### What needs to be done
Give every entry again, word for word.

──────── Entries shown ────────

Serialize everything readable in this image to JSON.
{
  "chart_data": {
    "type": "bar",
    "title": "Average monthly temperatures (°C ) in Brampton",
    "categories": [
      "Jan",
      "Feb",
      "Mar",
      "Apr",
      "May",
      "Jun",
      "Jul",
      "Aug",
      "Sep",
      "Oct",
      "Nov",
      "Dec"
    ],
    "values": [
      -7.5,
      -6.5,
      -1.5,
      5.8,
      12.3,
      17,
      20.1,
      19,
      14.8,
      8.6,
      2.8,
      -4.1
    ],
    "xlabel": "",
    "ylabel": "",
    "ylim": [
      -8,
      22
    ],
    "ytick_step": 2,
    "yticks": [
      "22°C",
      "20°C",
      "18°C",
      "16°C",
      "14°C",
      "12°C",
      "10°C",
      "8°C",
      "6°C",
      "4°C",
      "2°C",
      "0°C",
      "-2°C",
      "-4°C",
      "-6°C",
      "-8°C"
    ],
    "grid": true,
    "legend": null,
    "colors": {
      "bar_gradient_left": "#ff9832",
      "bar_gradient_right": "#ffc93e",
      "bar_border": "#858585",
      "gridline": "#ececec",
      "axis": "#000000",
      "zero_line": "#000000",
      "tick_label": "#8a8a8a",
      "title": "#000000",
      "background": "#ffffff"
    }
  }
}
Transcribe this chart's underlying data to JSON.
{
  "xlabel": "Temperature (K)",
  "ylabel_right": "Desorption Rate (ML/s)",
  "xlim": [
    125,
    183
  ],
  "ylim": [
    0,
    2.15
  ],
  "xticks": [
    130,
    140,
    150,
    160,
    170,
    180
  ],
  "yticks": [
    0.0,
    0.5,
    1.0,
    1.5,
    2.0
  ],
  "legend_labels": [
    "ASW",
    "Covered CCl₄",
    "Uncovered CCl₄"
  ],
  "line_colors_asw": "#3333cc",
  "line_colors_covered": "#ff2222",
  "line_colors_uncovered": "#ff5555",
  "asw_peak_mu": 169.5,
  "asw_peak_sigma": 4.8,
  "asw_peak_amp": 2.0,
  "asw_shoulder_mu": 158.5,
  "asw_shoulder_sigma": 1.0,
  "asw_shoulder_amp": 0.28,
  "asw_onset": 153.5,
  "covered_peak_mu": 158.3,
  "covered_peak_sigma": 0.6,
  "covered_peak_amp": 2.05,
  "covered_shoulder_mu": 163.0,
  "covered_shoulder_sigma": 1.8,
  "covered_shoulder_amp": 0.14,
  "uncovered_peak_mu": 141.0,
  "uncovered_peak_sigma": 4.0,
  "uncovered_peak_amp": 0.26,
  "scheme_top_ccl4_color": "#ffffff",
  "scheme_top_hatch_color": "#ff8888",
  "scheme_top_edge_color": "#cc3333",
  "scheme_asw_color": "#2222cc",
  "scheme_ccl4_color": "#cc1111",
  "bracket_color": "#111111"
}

────────

### Correct result
Serialize everything readable in this image to JSON.
{
  "chart_data": {
    "type": "bar",
    "title": "Average monthly temperatures (°C ) in Brampton",
    "categories": [
      "Jan",
      "Feb",
      "Mar",
      "Apr",
      "May",
      "Jun",
      "Jul",
      "Aug",
      "Sep",
      "Oct",
      "Nov",
      "Dec"
    ],
    "values": [
      -7.5,
      -6.5,
      -1.5,
      5.8,
      12.3,
      17,
      20.1,
      19,
      14.8,
      8.6,
      2.8,
      -4.1
    ],
    "xlabel": "",
    "ylabel": "",
    "ylim": [
      -8,
      22
    ],
    "ytick_step": 2,
    "yticks": [
      "22°C",
      "20°C",
      "18°C",
      "16°C",
      "14°C",
      "12°C",
      "10°C",
      "8°C",
      "6°C",
      "4°C",
      "2°C",
      "0°C",
      "-2°C",
      "-4°C",
      "-6°C",
      "-8°C"
    ],
    "grid": true,
    "legend": null,
    "colors": {
      "bar_gradient_left": "#ff9832",
      "bar_gradient_right": "#ffc93e",
      "bar_border": "#858585",
      "gridline": "#ececec",
      "axis": "#000000",
      "zero_line": "#000000",
      "tick_label": "#8a8a8a",
      "title": "#000000",
      "background": "#ffffff"
    }
  }
}
Transcribe this chart's underlying data to JSON.
{
  "xlabel": "Temperature (K)",
  "ylabel_right": "Desorption Rate (ML/s)",
  "xlim": [
    125,
    183
  ],
  "ylim": [
    0,
    2.15
  ],
  "xticks": [
    130,
    140,
    150,
    160,
    170,
    180
  ],
  "yticks": [
    0.0,
    0.5,
    1.0,
    1.5,
    2.0
  ],
  "legend_labels": [
    "ASW",
    "Covered CCl₄",
    "Uncovered CCl₄"
  ],
  "line_colors_asw": "#3333cc",
  "line_colors_covered": "#ff2222",
  "line_colors_uncovered": "#ff5555",
  "asw_peak_mu": 169.5,
  "asw_peak_sigma": 4.8,
  "asw_peak_amp": 2.0,
  "asw_shoulder_mu": 158.5,
  "asw_shoulder_sigma": 1.0,
  "asw_shoulder_amp": 0.28,
  "asw_onset": 153.5,
  "covered_peak_mu": 158.3,
  "covered_peak_sigma": 0.6,
  "covered_peak_amp": 2.05,
  "covered_shoulder_mu": 163.0,
  "covered_shoulder_sigma": 1.8,
  "covered_shoulder_amp": 0.14,
  "uncovered_peak_mu": 141.0,
  "uncovered_peak_sigma": 4.0,
  "uncovered_peak_amp": 0.26,
  "scheme_top_ccl4_color": "#ffffff",
  "scheme_top_hatch_color": "#ff8888",
  "scheme_top_edge_color": "#cc3333",
  "scheme_asw_color": "#2222cc",
  "scheme_ccl4_color": "#cc1111",
  "bracket_color": "#111111"
}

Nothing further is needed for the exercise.